Work to be completed —
Output the full listing below exactly, without the pictures.

Exercise input —
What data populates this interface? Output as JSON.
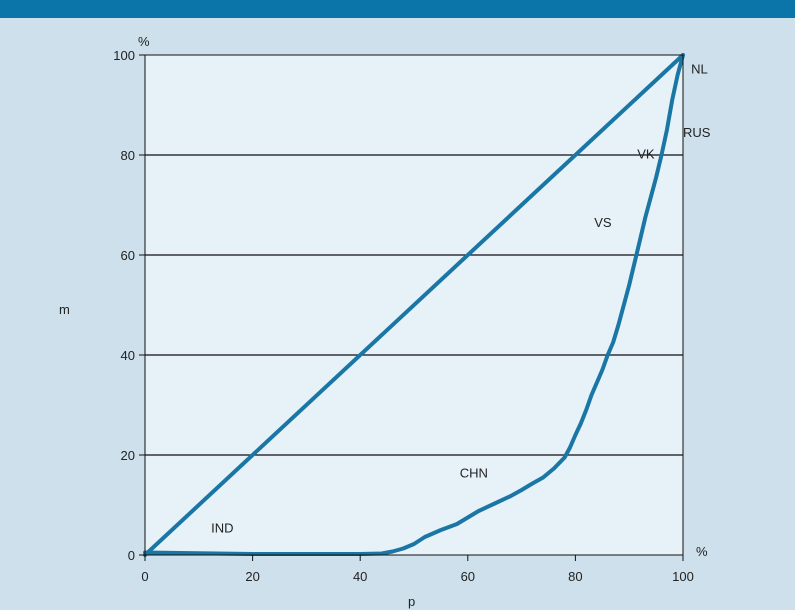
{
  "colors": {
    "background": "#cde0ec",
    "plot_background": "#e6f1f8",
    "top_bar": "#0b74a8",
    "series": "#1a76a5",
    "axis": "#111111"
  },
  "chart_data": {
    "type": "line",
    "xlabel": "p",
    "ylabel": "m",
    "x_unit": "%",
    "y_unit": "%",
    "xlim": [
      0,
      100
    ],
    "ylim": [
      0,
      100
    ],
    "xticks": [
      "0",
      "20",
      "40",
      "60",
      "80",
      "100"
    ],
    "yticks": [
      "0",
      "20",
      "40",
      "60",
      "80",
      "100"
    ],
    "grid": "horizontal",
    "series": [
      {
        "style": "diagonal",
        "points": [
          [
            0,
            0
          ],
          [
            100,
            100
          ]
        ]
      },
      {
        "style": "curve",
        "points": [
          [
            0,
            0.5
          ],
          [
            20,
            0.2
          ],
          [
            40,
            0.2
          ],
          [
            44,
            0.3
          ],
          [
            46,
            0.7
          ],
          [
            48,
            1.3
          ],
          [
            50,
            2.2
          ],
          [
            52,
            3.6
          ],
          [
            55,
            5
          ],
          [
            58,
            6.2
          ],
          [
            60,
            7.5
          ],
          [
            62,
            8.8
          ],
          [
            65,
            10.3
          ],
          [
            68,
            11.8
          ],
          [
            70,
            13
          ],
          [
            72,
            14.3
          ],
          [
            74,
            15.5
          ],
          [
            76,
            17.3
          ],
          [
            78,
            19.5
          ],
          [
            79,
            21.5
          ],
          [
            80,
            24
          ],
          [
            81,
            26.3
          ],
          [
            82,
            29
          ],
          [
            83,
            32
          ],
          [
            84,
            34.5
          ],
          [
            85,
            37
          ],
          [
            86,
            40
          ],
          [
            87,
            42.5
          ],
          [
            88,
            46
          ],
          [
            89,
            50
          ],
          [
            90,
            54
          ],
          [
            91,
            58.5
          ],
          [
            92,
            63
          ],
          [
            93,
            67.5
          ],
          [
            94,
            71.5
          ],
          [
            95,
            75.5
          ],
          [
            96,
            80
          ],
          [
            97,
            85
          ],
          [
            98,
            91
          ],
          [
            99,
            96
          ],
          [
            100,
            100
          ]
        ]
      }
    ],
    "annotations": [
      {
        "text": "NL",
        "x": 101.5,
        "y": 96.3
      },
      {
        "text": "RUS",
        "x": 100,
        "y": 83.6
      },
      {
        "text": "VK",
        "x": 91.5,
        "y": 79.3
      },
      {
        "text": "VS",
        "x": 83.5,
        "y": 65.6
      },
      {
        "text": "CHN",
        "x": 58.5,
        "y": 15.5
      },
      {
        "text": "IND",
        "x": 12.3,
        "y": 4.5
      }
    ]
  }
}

Task output —
What data populates this interface? Output as JSON.
{
  "colors": {
    "background": "#cde0ec",
    "plot_background": "#e6f1f8",
    "top_bar": "#0b74a8",
    "series": "#1a76a5",
    "axis": "#111111"
  },
  "chart_data": {
    "type": "line",
    "xlabel": "p",
    "ylabel": "m",
    "x_unit": "%",
    "y_unit": "%",
    "xlim": [
      0,
      100
    ],
    "ylim": [
      0,
      100
    ],
    "xticks": [
      "0",
      "20",
      "40",
      "60",
      "80",
      "100"
    ],
    "yticks": [
      "0",
      "20",
      "40",
      "60",
      "80",
      "100"
    ],
    "grid": "horizontal",
    "series": [
      {
        "style": "diagonal",
        "points": [
          [
            0,
            0
          ],
          [
            100,
            100
          ]
        ]
      },
      {
        "style": "curve",
        "points": [
          [
            0,
            0.5
          ],
          [
            20,
            0.2
          ],
          [
            40,
            0.2
          ],
          [
            44,
            0.3
          ],
          [
            46,
            0.7
          ],
          [
            48,
            1.3
          ],
          [
            50,
            2.2
          ],
          [
            52,
            3.6
          ],
          [
            55,
            5
          ],
          [
            58,
            6.2
          ],
          [
            60,
            7.5
          ],
          [
            62,
            8.8
          ],
          [
            65,
            10.3
          ],
          [
            68,
            11.8
          ],
          [
            70,
            13
          ],
          [
            72,
            14.3
          ],
          [
            74,
            15.5
          ],
          [
            76,
            17.3
          ],
          [
            78,
            19.5
          ],
          [
            79,
            21.5
          ],
          [
            80,
            24
          ],
          [
            81,
            26.3
          ],
          [
            82,
            29
          ],
          [
            83,
            32
          ],
          [
            84,
            34.5
          ],
          [
            85,
            37
          ],
          [
            86,
            40
          ],
          [
            87,
            42.5
          ],
          [
            88,
            46
          ],
          [
            89,
            50
          ],
          [
            90,
            54
          ],
          [
            91,
            58.5
          ],
          [
            92,
            63
          ],
          [
            93,
            67.5
          ],
          [
            94,
            71.5
          ],
          [
            95,
            75.5
          ],
          [
            96,
            80
          ],
          [
            97,
            85
          ],
          [
            98,
            91
          ],
          [
            99,
            96
          ],
          [
            100,
            100
          ]
        ]
      }
    ],
    "annotations": [
      {
        "text": "NL",
        "x": 101.5,
        "y": 96.3
      },
      {
        "text": "RUS",
        "x": 100,
        "y": 83.6
      },
      {
        "text": "VK",
        "x": 91.5,
        "y": 79.3
      },
      {
        "text": "VS",
        "x": 83.5,
        "y": 65.6
      },
      {
        "text": "CHN",
        "x": 58.5,
        "y": 15.5
      },
      {
        "text": "IND",
        "x": 12.3,
        "y": 4.5
      }
    ]
  }
}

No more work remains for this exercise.